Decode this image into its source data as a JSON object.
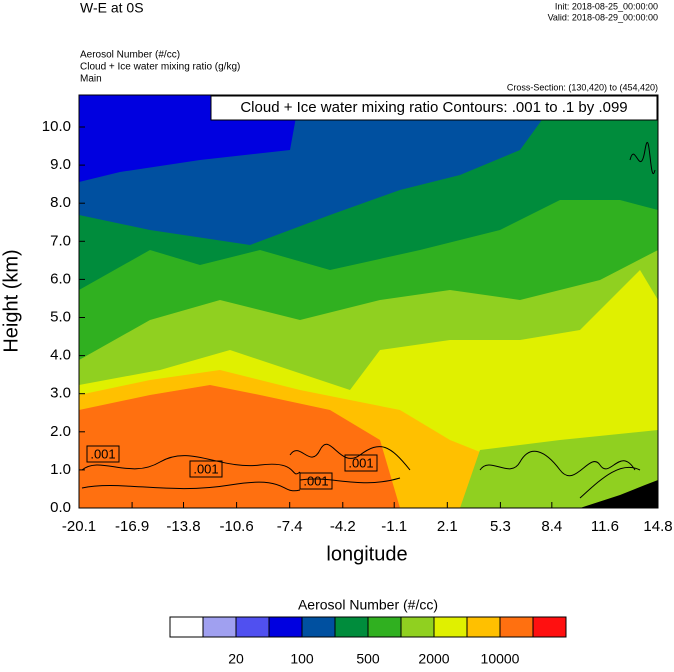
{
  "header": {
    "title": "W-E at 0S",
    "init": "Init: 2018-08-25_00:00:00",
    "valid": "Valid: 2018-08-29_00:00:00",
    "fields": [
      "Aerosol Number   (#/cc)",
      "Cloud + Ice water mixing ratio   (g/kg)",
      "Main"
    ],
    "cross_section": "Cross-Section: (130,420) to (454,420)"
  },
  "chart_data": {
    "type": "contour",
    "annotation": "Cloud + Ice water mixing ratio Contours: .001 to .1 by .099",
    "contour_labels": [
      ".001",
      ".001",
      ".001",
      ".001"
    ],
    "x_label": "longitude",
    "y_label": "Height (km)",
    "xlim": [
      -20.1,
      14.8
    ],
    "ylim": [
      0,
      10.84
    ],
    "xticks": [
      -20.1,
      -16.9,
      -13.8,
      -10.6,
      -7.4,
      -4.2,
      -1.1,
      2.1,
      5.3,
      8.4,
      11.6,
      14.8
    ],
    "yticks": [
      {
        "value": 0,
        "label": "0.0"
      },
      {
        "value": 1,
        "label": "1.0"
      },
      {
        "value": 2,
        "label": "2.0"
      },
      {
        "value": 3,
        "label": "3.0"
      },
      {
        "value": 4,
        "label": "4.0"
      },
      {
        "value": 5,
        "label": "5.0"
      },
      {
        "value": 6,
        "label": "6.0"
      },
      {
        "value": 7,
        "label": "7.0"
      },
      {
        "value": 8,
        "label": "8.0"
      },
      {
        "value": 9,
        "label": "9.0"
      },
      {
        "value": 10,
        "label": "10.0"
      }
    ],
    "colorbar": {
      "title": "Aerosol Number  (#/cc)",
      "colors": [
        "#ffffff",
        "#a0a0f0",
        "#5050f0",
        "#0000e0",
        "#0050a0",
        "#008c3c",
        "#30b020",
        "#90d020",
        "#e0f000",
        "#ffc000",
        "#ff7010",
        "#ff1010"
      ],
      "levels": [
        20,
        100,
        500,
        2000,
        10000
      ]
    }
  }
}
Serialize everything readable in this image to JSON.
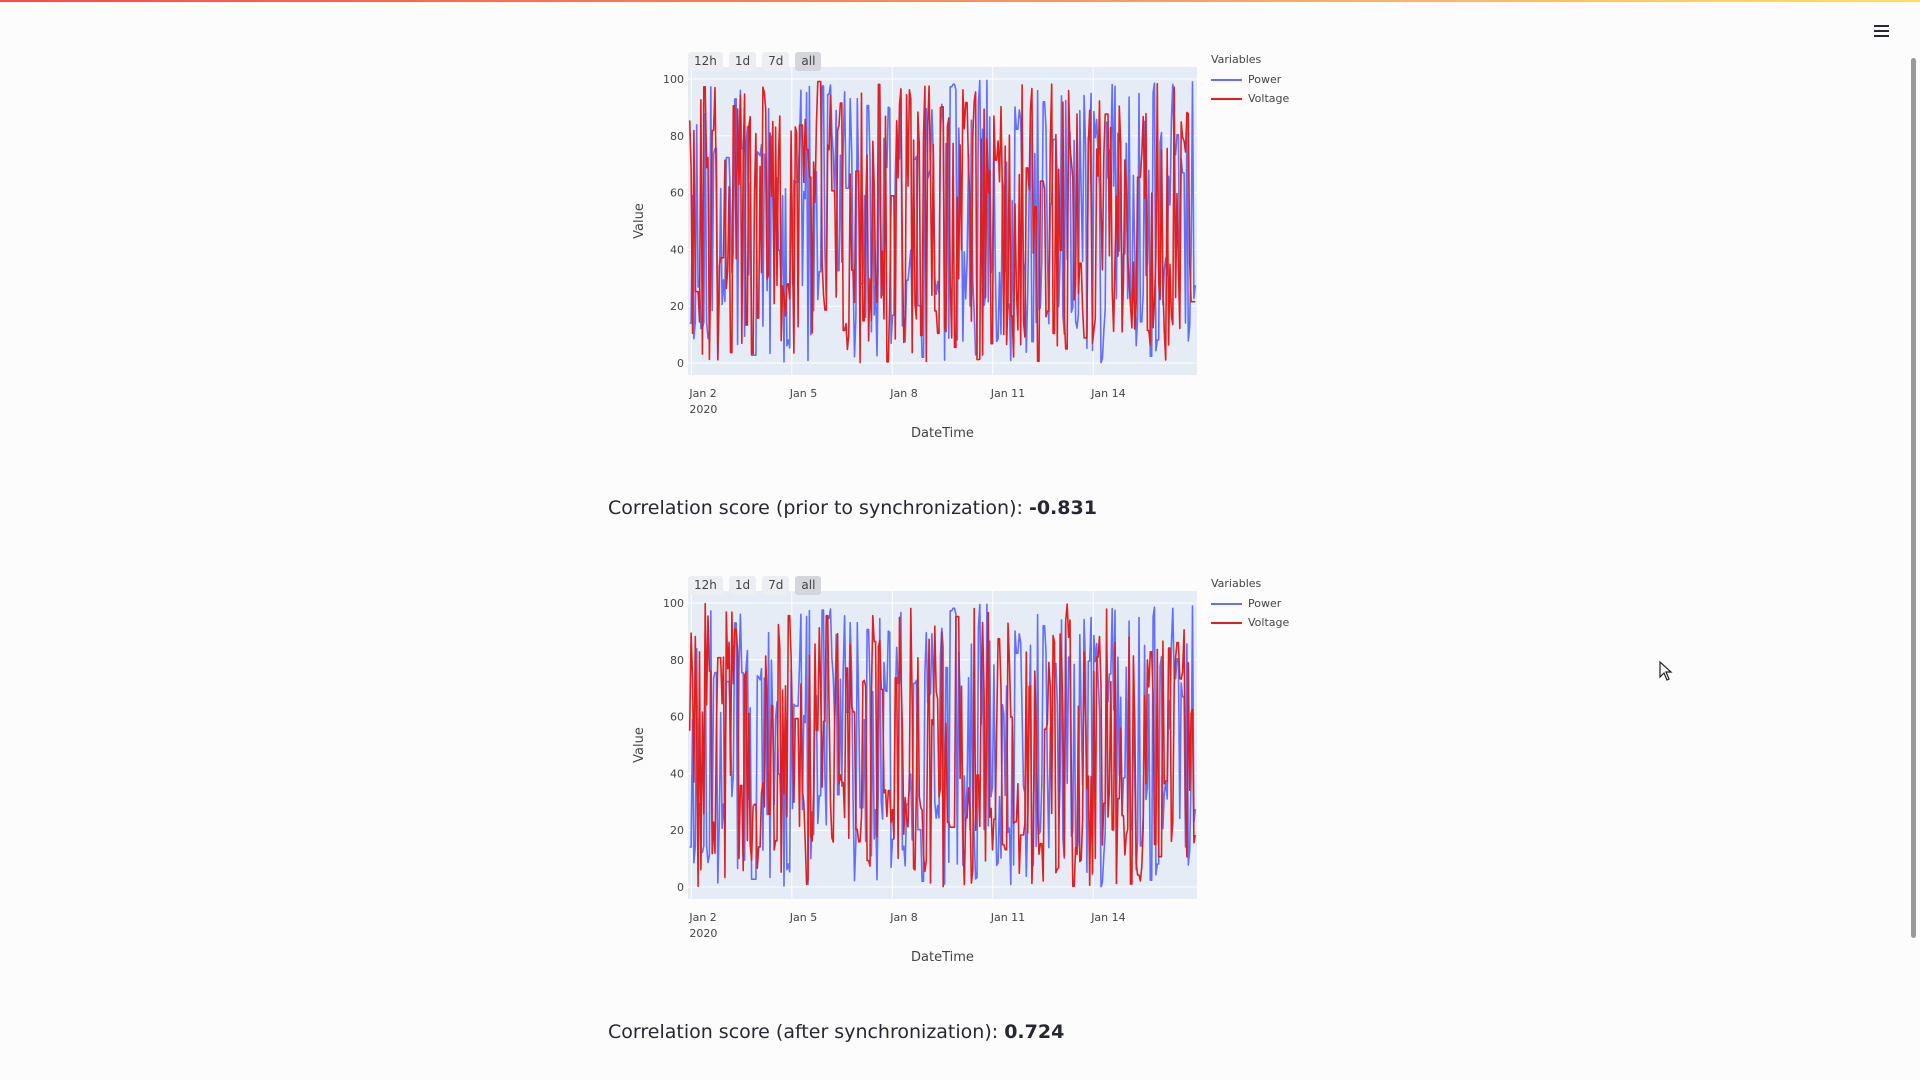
{
  "page": {
    "menu_icon": "hamburger-menu-icon",
    "accent_gradient": [
      "#ff4b4b",
      "#ff8c5a",
      "#ffe45a"
    ]
  },
  "charts": [
    {
      "range_buttons": [
        "12h",
        "1d",
        "7d",
        "all"
      ],
      "active_range": "all",
      "legend": {
        "title": "Variables",
        "items": [
          {
            "name": "Power",
            "color": "#636efa"
          },
          {
            "name": "Voltage",
            "color": "#e02020"
          }
        ]
      },
      "score": {
        "label": "Correlation score (prior to synchronization): ",
        "value": "-0.831"
      }
    },
    {
      "range_buttons": [
        "12h",
        "1d",
        "7d",
        "all"
      ],
      "active_range": "all",
      "legend": {
        "title": "Variables",
        "items": [
          {
            "name": "Power",
            "color": "#636efa"
          },
          {
            "name": "Voltage",
            "color": "#e02020"
          }
        ]
      },
      "score": {
        "label": "Correlation score (after synchronization): ",
        "value": "0.724"
      }
    }
  ],
  "chart_data": [
    {
      "type": "line",
      "title": "",
      "xlabel": "DateTime",
      "ylabel": "Value",
      "ylim": [
        0,
        100
      ],
      "yticks": [
        "0",
        "20",
        "40",
        "60",
        "80",
        "100"
      ],
      "xticks": [
        "Jan 2",
        "Jan 5",
        "Jan 8",
        "Jan 11",
        "Jan 14"
      ],
      "xtick_year": "2020",
      "xrange_days": [
        1.9,
        17.1
      ],
      "xtick_days": [
        2,
        5,
        8,
        11,
        14
      ],
      "series": [
        {
          "name": "Power",
          "color": "#636efa",
          "seed": 11
        },
        {
          "name": "Voltage",
          "color": "#e02020",
          "seed": 29
        }
      ]
    },
    {
      "type": "line",
      "title": "",
      "xlabel": "DateTime",
      "ylabel": "Value",
      "ylim": [
        0,
        100
      ],
      "yticks": [
        "0",
        "20",
        "40",
        "60",
        "80",
        "100"
      ],
      "xticks": [
        "Jan 2",
        "Jan 5",
        "Jan 8",
        "Jan 11",
        "Jan 14"
      ],
      "xtick_year": "2020",
      "xrange_days": [
        1.9,
        17.1
      ],
      "xtick_days": [
        2,
        5,
        8,
        11,
        14
      ],
      "series": [
        {
          "name": "Power",
          "color": "#636efa",
          "seed": 11
        },
        {
          "name": "Voltage",
          "color": "#e02020",
          "seed": 47
        }
      ]
    }
  ]
}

----------------

**The request**. Which lines hold the string "Correlation"? List them all.

**Output**.
        "label": "Correlation score (prior to synchronization): ",
        "label": "Correlation score (after synchronization): ",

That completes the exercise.